## SET PROBLEM
Select every line below containing the word "prix".

================================

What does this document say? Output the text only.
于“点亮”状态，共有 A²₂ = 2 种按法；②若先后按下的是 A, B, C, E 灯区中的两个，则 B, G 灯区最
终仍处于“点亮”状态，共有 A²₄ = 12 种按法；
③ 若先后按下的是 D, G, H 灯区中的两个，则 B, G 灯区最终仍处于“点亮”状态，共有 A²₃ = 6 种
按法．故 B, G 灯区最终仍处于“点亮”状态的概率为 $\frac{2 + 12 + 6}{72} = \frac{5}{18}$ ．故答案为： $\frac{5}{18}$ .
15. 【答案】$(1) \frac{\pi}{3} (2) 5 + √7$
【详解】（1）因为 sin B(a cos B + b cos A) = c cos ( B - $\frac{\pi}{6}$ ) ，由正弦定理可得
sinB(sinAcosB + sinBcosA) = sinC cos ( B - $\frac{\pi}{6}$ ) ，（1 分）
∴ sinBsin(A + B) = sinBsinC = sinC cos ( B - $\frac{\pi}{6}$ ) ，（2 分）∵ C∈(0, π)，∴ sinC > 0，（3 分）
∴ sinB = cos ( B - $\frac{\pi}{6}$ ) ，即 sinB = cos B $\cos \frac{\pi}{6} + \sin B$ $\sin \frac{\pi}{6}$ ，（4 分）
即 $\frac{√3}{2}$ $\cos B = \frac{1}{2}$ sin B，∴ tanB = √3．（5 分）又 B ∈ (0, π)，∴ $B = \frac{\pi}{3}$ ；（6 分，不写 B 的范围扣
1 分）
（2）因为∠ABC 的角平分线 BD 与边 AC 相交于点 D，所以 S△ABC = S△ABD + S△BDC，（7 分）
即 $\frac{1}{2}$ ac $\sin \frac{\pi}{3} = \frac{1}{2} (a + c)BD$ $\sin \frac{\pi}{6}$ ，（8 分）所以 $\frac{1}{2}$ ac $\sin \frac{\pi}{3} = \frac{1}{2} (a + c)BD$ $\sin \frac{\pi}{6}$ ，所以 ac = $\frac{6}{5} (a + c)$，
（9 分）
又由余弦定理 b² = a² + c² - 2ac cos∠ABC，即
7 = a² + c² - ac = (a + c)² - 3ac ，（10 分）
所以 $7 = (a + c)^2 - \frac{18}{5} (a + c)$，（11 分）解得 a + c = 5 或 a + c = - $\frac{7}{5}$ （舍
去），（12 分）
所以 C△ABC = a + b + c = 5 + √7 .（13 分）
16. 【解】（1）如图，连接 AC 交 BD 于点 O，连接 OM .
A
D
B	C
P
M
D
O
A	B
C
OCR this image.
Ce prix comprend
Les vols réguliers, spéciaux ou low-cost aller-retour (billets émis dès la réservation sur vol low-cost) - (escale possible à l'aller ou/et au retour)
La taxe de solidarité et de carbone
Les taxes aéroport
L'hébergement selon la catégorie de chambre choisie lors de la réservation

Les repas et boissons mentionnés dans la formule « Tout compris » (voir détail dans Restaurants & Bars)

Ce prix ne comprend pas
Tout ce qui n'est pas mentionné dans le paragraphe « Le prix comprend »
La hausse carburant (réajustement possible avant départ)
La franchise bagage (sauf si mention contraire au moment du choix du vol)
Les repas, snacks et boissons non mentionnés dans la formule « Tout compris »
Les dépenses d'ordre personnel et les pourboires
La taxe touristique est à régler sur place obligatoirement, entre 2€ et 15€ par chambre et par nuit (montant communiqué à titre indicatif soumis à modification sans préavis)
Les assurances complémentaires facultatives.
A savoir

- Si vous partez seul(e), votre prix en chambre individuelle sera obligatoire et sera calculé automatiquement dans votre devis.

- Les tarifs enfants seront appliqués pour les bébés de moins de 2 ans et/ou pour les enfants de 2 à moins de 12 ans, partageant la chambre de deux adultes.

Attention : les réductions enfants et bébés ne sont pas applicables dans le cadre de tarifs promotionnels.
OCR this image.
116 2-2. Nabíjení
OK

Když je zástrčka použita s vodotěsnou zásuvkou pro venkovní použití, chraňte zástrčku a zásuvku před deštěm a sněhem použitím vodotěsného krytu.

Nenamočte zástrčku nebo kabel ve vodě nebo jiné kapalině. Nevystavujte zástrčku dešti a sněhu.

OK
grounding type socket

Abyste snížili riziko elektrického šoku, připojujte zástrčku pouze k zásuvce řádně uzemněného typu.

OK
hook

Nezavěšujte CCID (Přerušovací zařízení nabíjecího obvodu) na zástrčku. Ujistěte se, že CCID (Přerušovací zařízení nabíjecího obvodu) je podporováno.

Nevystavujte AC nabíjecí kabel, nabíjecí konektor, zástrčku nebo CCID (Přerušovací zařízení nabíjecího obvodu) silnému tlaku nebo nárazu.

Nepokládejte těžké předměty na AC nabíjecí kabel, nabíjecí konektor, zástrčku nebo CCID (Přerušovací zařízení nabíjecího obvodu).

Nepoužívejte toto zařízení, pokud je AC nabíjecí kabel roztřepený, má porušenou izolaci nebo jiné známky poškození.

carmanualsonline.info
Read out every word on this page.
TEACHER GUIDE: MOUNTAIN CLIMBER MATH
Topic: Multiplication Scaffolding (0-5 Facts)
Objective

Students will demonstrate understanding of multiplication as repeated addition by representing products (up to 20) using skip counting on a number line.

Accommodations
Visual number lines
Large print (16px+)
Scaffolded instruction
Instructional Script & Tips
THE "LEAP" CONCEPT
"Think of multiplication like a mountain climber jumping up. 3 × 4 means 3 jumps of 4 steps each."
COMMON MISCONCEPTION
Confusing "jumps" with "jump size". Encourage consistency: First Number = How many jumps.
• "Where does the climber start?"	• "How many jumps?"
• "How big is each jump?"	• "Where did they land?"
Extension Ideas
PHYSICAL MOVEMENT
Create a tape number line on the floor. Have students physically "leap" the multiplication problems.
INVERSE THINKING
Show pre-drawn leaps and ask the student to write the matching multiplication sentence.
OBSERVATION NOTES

================================

## REPLY TO THE EXERCISE
Ce prix comprend
Ce prix ne comprend pas
Tout ce qui n'est pas mentionné dans le paragraphe « Le prix comprend »
- Si vous partez seul(e), votre prix en chambre individuelle sera obligatoire et sera calculé automatiquement dans votre devis.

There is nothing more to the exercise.